EXERCISE -> Return all of the data exactly as written, without the pictures.

[Start of GIVEN RECORDS]

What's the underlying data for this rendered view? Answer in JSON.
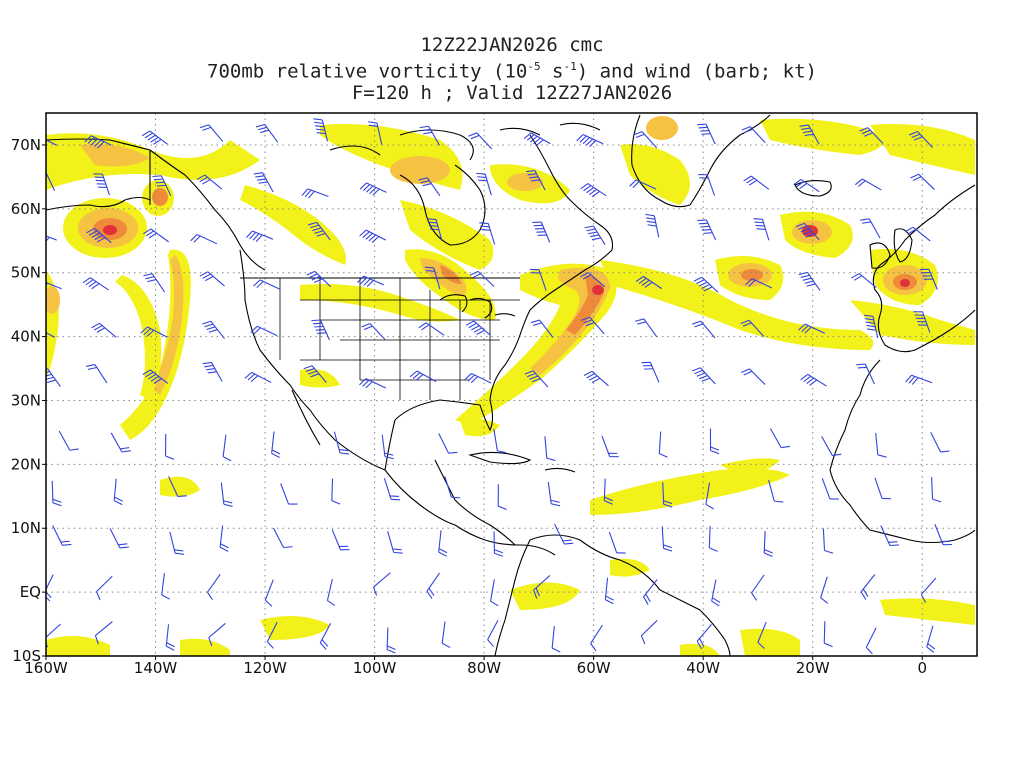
{
  "title": {
    "line1": "12Z22JAN2026 cmc",
    "line2_pre": "700mb relative vorticity (10",
    "line2_exp": "-5",
    "line2_mid": " s",
    "line2_exp2": "-1",
    "line2_post": ") and wind (barb; kt)",
    "line3": "F=120 h ; Valid 12Z27JAN2026"
  },
  "axes": {
    "lon_labels": [
      "160W",
      "140W",
      "120W",
      "100W",
      "80W",
      "60W",
      "40W",
      "20W",
      "0"
    ],
    "lon_values": [
      -160,
      -140,
      -120,
      -100,
      -80,
      -60,
      -40,
      -20,
      0
    ],
    "lat_labels": [
      "70N",
      "60N",
      "50N",
      "40N",
      "30N",
      "20N",
      "10N",
      "EQ",
      "10S"
    ],
    "lat_values": [
      70,
      60,
      50,
      40,
      30,
      20,
      10,
      0,
      -10
    ],
    "lon_range": [
      -160,
      10
    ],
    "lat_range": [
      -10,
      75
    ],
    "grid": "dotted"
  },
  "colors": {
    "shade_low": "#f2f21a",
    "shade_mid": "#f5c242",
    "shade_high": "#ef8a3a",
    "shade_max": "#e0303a",
    "coast": "#000000",
    "barb": "#3344dd",
    "grid": "#888888"
  }
}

[End of GIVEN RECORDS]

WRITTEN SOLUTION ->
What's the underlying data for this rendered view? Answer in JSON.
{
  "title": {
    "line1": "12Z22JAN2026 cmc",
    "line2_pre": "700mb relative vorticity (10",
    "line2_exp": "-5",
    "line2_mid": " s",
    "line2_exp2": "-1",
    "line2_post": ") and wind (barb; kt)",
    "line3": "F=120 h ; Valid 12Z27JAN2026"
  },
  "axes": {
    "lon_labels": [
      "160W",
      "140W",
      "120W",
      "100W",
      "80W",
      "60W",
      "40W",
      "20W",
      "0"
    ],
    "lon_values": [
      -160,
      -140,
      -120,
      -100,
      -80,
      -60,
      -40,
      -20,
      0
    ],
    "lat_labels": [
      "70N",
      "60N",
      "50N",
      "40N",
      "30N",
      "20N",
      "10N",
      "EQ",
      "10S"
    ],
    "lat_values": [
      70,
      60,
      50,
      40,
      30,
      20,
      10,
      0,
      -10
    ],
    "lon_range": [
      -160,
      10
    ],
    "lat_range": [
      -10,
      75
    ],
    "grid": "dotted"
  },
  "colors": {
    "shade_low": "#f2f21a",
    "shade_mid": "#f5c242",
    "shade_high": "#ef8a3a",
    "shade_max": "#e0303a",
    "coast": "#000000",
    "barb": "#3344dd",
    "grid": "#888888"
  }
}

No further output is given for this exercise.